Job> Pictures aside, repeat every entry exactly.

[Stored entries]
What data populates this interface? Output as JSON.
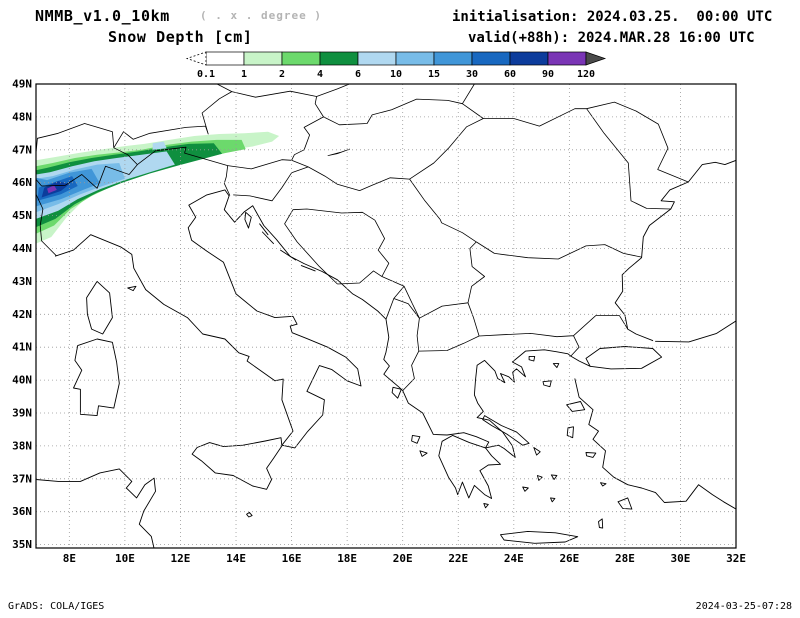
{
  "header": {
    "model": "NMMB_v1.0_10km",
    "resolution_note": "( . x . degree )",
    "variable": "Snow Depth [cm]",
    "init_label": "initialisation: 2024.03.25.  00:00 UTC",
    "valid_label": "valid(+88h): 2024.MAR.28 16:00 UTC"
  },
  "legend": {
    "ticks": [
      "0.1",
      "1",
      "2",
      "4",
      "6",
      "10",
      "15",
      "30",
      "60",
      "90",
      "120"
    ],
    "colors": [
      "#ffffff",
      "#c8f4c8",
      "#6cd96c",
      "#0f8f3f",
      "#b0d8f0",
      "#78bce8",
      "#4096d8",
      "#1868c0",
      "#0c3c9c",
      "#7a35b5"
    ],
    "below_min_color": "#ffffff",
    "above_max_color": "#4a4a4a"
  },
  "map": {
    "lat_labels": [
      "49N",
      "48N",
      "47N",
      "46N",
      "45N",
      "44N",
      "43N",
      "42N",
      "41N",
      "40N",
      "39N",
      "38N",
      "37N",
      "36N",
      "35N"
    ],
    "lon_labels": [
      "8E",
      "10E",
      "12E",
      "14E",
      "16E",
      "18E",
      "20E",
      "22E",
      "24E",
      "26E",
      "28E",
      "30E",
      "32E"
    ]
  },
  "footer": {
    "left": "GrADS: COLA/IGES",
    "right": "2024-03-25-07:28"
  },
  "chart_data": {
    "type": "heatmap",
    "title": "Snow Depth [cm]",
    "units": "cm",
    "legend_bins": [
      "<0.1",
      "0.1-1",
      "1-2",
      "2-4",
      "4-6",
      "6-10",
      "10-15",
      "15-30",
      "30-60",
      "60-90",
      "90-120",
      ">120"
    ],
    "lon_range": [
      "8E",
      "32E"
    ],
    "lat_range": [
      "35N",
      "49N"
    ],
    "observed": "Snow depth shading confined to the Alpine arc (about 7E-15E, 44.5N-47.5N): broad 0.1-6 cm green band, 6-30 cm blues over the western Alps, small cores above 60 cm near 7.5E/45.8N; remainder of the Balkans/Italy/Greece domain snow-free"
  }
}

Answer for this exercise>
What data populates this interface? Output as JSON.
{
  "header": {
    "model": "NMMB_v1.0_10km",
    "resolution_note": "( . x . degree )",
    "variable": "Snow Depth [cm]",
    "init_label": "initialisation: 2024.03.25.  00:00 UTC",
    "valid_label": "valid(+88h): 2024.MAR.28 16:00 UTC"
  },
  "legend": {
    "ticks": [
      "0.1",
      "1",
      "2",
      "4",
      "6",
      "10",
      "15",
      "30",
      "60",
      "90",
      "120"
    ],
    "colors": [
      "#ffffff",
      "#c8f4c8",
      "#6cd96c",
      "#0f8f3f",
      "#b0d8f0",
      "#78bce8",
      "#4096d8",
      "#1868c0",
      "#0c3c9c",
      "#7a35b5"
    ],
    "below_min_color": "#ffffff",
    "above_max_color": "#4a4a4a"
  },
  "map": {
    "lat_labels": [
      "49N",
      "48N",
      "47N",
      "46N",
      "45N",
      "44N",
      "43N",
      "42N",
      "41N",
      "40N",
      "39N",
      "38N",
      "37N",
      "36N",
      "35N"
    ],
    "lon_labels": [
      "8E",
      "10E",
      "12E",
      "14E",
      "16E",
      "18E",
      "20E",
      "22E",
      "24E",
      "26E",
      "28E",
      "30E",
      "32E"
    ]
  },
  "footer": {
    "left": "GrADS: COLA/IGES",
    "right": "2024-03-25-07:28"
  },
  "chart_data": {
    "type": "heatmap",
    "title": "Snow Depth [cm]",
    "units": "cm",
    "legend_bins": [
      "<0.1",
      "0.1-1",
      "1-2",
      "2-4",
      "4-6",
      "6-10",
      "10-15",
      "15-30",
      "30-60",
      "60-90",
      "90-120",
      ">120"
    ],
    "lon_range": [
      "8E",
      "32E"
    ],
    "lat_range": [
      "35N",
      "49N"
    ],
    "observed": "Snow depth shading confined to the Alpine arc (about 7E-15E, 44.5N-47.5N): broad 0.1-6 cm green band, 6-30 cm blues over the western Alps, small cores above 60 cm near 7.5E/45.8N; remainder of the Balkans/Italy/Greece domain snow-free"
  }
}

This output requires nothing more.